* **DO THIS**:
Examine the records and identify each line that includes the string "대여자산". Copy those lines.

#### GIVEN INFORMATION

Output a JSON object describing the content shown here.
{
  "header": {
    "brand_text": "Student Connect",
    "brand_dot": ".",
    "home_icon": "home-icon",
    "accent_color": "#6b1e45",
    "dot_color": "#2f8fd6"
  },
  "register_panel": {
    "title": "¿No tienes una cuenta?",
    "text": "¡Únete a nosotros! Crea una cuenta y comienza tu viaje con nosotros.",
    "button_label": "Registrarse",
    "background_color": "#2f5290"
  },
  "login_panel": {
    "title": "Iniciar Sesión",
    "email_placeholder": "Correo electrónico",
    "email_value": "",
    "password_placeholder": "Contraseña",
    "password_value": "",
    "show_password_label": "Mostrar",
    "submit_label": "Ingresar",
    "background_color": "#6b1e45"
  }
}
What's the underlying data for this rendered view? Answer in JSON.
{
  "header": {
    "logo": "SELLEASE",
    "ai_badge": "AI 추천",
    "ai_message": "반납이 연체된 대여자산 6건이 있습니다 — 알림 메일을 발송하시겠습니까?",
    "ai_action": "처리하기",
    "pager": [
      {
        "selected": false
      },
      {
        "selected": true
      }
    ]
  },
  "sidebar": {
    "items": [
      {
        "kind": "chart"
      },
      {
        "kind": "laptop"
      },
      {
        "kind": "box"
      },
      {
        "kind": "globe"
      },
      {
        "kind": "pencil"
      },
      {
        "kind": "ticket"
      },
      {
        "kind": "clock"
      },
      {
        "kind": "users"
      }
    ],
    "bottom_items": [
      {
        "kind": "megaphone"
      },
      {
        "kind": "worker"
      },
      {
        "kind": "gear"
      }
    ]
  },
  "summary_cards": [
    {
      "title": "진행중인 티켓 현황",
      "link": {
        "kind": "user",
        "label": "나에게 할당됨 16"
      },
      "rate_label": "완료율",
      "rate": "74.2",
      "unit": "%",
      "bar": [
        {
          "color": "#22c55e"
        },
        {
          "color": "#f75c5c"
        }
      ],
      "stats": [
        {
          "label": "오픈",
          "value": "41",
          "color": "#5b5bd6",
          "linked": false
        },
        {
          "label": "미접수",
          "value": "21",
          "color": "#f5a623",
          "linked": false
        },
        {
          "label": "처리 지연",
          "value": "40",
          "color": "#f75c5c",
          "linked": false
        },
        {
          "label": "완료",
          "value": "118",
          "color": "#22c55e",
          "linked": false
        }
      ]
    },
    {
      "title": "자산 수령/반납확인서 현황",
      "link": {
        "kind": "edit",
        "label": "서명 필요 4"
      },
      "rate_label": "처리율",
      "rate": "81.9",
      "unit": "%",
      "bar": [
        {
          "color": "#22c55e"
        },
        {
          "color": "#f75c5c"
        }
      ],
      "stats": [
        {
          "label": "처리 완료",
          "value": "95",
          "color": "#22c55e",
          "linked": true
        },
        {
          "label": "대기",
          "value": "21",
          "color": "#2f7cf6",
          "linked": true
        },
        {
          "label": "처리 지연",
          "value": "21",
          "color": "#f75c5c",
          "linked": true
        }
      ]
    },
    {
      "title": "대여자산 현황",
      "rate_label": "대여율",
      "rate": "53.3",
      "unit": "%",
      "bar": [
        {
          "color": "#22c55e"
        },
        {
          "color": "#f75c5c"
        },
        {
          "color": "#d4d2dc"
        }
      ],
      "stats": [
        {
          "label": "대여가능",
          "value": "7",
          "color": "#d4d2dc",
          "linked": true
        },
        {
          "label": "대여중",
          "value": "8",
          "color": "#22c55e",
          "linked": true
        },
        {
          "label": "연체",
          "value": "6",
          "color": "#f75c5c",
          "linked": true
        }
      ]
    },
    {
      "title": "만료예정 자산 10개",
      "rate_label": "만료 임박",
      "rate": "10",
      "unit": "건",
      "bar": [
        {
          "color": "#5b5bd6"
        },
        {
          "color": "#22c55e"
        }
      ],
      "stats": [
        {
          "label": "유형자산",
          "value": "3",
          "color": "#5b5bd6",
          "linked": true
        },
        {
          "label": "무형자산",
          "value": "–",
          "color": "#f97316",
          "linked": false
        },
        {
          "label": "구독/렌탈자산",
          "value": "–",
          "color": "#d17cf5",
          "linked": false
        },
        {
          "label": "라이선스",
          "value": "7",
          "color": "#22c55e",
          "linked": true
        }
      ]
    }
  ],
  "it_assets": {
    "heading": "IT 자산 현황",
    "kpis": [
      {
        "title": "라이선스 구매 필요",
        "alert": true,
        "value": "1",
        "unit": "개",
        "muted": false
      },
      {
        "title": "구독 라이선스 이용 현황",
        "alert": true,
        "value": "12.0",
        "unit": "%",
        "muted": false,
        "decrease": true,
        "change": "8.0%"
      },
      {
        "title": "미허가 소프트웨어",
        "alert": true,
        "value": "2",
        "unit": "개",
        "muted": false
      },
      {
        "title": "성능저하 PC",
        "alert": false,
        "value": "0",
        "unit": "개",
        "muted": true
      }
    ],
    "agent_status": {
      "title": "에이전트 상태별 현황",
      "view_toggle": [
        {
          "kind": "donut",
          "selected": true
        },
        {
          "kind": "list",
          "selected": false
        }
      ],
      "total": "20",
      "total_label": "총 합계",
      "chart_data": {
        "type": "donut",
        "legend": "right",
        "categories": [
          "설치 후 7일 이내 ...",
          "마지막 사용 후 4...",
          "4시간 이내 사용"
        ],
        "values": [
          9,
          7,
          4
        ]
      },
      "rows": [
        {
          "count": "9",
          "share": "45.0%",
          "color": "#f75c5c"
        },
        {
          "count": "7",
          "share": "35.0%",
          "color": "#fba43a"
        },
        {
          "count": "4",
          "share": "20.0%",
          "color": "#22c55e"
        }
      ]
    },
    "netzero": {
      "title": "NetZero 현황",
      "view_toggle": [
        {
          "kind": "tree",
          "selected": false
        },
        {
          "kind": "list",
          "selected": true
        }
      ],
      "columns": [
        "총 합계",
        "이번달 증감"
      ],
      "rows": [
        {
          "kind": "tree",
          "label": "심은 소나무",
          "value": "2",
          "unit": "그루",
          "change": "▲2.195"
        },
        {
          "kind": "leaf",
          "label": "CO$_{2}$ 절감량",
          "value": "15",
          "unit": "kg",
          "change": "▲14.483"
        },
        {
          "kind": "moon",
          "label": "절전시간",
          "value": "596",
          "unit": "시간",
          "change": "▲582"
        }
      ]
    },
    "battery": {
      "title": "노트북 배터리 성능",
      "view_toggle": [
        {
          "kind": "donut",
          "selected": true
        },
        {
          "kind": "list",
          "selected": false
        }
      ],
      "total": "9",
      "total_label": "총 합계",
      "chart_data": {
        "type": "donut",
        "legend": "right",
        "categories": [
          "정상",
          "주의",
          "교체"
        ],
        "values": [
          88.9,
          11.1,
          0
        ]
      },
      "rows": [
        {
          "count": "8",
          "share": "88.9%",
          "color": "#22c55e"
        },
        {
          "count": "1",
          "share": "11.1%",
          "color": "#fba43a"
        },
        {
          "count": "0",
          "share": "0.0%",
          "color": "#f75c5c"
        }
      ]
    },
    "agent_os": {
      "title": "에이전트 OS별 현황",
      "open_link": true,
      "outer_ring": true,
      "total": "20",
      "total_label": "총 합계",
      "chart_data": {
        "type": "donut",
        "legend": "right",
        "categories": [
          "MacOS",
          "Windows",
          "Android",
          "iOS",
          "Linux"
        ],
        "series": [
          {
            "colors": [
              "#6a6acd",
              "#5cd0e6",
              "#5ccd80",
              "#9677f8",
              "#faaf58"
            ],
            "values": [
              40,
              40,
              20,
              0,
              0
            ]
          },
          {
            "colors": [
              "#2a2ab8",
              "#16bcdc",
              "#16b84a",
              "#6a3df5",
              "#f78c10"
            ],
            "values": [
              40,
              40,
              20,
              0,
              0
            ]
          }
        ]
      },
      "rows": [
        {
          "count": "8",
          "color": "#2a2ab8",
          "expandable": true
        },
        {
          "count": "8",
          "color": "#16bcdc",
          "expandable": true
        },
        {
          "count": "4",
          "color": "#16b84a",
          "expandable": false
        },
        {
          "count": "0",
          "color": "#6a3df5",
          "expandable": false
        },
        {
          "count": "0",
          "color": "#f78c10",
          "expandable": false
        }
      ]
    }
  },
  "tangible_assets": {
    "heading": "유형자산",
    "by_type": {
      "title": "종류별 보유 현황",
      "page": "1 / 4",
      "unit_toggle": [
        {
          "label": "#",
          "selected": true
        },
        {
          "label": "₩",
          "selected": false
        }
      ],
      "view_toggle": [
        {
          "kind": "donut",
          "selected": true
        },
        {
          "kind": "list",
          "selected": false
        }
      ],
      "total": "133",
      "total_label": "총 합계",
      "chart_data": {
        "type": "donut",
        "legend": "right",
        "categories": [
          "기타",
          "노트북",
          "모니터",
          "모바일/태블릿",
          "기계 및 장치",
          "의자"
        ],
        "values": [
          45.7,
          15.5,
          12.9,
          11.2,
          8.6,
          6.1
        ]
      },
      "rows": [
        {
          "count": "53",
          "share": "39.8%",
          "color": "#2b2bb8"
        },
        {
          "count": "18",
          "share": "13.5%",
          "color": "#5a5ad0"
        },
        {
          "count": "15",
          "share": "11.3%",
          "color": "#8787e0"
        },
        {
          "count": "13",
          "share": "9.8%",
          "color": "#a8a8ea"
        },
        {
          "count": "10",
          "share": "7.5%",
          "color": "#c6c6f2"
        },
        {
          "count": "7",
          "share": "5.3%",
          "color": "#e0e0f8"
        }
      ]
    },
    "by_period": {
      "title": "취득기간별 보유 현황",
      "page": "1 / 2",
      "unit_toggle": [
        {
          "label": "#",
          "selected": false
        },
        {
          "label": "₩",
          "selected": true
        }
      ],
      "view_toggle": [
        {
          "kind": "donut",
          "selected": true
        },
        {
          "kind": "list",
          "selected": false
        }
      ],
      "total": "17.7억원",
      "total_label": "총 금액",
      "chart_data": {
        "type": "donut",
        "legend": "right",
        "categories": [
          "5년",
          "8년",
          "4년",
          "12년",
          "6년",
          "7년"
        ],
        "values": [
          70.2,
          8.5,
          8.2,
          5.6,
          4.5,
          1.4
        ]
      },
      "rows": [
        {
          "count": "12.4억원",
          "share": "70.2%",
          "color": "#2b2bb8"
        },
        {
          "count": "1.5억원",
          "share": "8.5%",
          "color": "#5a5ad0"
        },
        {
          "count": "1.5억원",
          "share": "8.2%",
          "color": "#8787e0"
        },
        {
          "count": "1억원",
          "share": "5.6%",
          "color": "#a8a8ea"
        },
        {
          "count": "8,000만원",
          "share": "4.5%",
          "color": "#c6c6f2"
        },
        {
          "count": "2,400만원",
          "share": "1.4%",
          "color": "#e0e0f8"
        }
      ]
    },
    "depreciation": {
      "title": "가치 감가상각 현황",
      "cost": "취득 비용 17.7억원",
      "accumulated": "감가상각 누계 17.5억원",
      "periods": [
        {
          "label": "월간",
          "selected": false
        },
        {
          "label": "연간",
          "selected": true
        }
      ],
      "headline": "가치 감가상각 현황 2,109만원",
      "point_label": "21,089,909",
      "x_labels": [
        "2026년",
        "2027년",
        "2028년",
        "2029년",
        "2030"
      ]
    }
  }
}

########

* **FINAL RESULT**:
    "ai_message": "반납이 연체된 대여자산 6건이 있습니다 — 알림 메일을 발송하시겠습니까?",
      "title": "대여자산 현황",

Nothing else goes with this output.